▶ [Given request]:
Search the material for the string "para", then report how many lines hold it, with no other text.
>>>>
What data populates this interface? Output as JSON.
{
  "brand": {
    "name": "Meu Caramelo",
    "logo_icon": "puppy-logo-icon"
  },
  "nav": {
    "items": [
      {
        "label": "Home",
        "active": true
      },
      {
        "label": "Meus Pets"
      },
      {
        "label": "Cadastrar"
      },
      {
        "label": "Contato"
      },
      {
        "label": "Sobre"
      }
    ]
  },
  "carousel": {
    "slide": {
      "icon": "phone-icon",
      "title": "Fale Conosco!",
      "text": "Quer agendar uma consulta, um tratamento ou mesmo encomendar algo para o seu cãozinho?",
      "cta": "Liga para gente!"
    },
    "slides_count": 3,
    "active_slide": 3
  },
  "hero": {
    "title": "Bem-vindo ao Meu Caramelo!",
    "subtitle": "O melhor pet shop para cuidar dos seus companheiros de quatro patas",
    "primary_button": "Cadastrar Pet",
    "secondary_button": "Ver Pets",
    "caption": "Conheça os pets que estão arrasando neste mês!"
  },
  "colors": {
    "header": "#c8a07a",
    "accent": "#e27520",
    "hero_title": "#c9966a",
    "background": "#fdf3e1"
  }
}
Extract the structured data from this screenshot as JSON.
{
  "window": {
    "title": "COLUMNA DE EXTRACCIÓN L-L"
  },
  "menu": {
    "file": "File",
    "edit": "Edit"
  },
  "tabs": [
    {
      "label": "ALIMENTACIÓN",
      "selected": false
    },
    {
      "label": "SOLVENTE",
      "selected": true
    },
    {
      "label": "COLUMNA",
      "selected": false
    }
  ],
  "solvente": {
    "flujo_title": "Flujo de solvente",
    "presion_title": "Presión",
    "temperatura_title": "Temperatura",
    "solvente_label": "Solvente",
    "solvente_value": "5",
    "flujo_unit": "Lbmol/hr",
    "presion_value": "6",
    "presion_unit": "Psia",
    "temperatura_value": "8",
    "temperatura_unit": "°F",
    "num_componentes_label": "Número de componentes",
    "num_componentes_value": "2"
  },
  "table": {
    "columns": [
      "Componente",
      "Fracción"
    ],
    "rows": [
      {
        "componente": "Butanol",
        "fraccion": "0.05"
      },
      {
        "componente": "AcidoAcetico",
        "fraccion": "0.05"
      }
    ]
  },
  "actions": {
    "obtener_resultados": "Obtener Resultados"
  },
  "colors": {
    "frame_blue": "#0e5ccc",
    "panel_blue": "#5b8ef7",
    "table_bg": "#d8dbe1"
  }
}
<<<<
▶ [Completed exercise]:
3